DATA TO PROCESS.

■ ■ ■ ■ ■

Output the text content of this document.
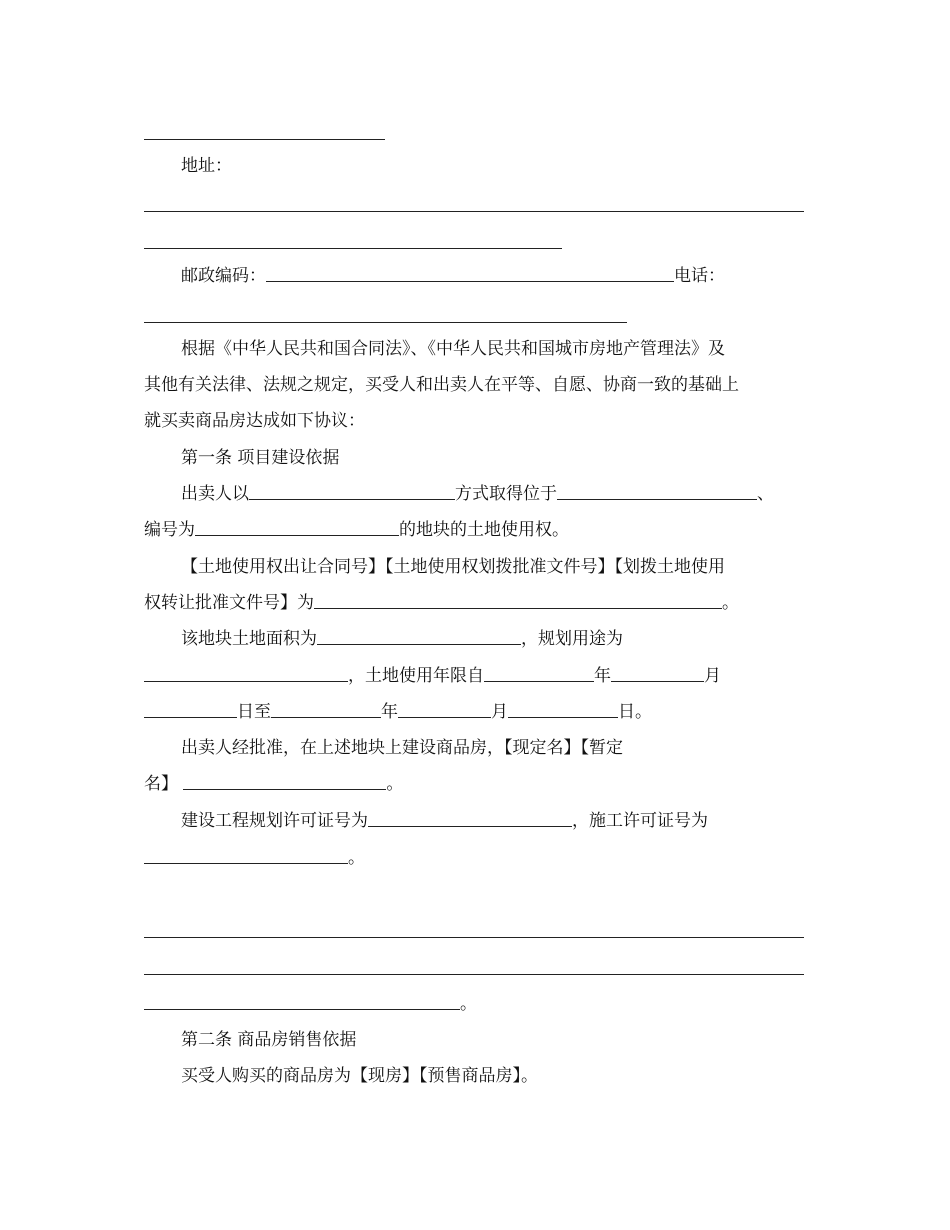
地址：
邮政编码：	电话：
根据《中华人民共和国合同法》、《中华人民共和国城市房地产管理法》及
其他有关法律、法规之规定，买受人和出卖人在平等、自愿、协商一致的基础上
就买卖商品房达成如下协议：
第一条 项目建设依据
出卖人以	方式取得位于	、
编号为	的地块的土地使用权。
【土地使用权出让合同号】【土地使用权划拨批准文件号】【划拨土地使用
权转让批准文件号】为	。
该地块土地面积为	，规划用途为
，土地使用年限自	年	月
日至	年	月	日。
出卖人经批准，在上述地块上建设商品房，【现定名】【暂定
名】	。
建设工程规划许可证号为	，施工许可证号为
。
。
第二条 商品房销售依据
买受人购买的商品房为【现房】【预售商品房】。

■ ■ ■ ■ ■

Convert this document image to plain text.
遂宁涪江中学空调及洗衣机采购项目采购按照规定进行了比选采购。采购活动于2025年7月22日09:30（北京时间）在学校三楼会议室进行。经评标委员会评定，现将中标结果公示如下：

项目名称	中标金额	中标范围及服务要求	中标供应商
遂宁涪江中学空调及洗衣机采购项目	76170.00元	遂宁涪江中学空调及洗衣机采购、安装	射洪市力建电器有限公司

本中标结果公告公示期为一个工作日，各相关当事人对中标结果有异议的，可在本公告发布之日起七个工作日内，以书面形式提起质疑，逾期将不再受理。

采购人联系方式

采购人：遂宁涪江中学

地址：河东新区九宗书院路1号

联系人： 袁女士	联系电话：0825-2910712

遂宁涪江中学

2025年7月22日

■ ■ ■ ■ ■

TASK DESCRIPTION.
Filter the records above for "text" and copy every matching line.

WRITTEN SOLUTION.
Output the text content of this document.
Convert this document image to plain text.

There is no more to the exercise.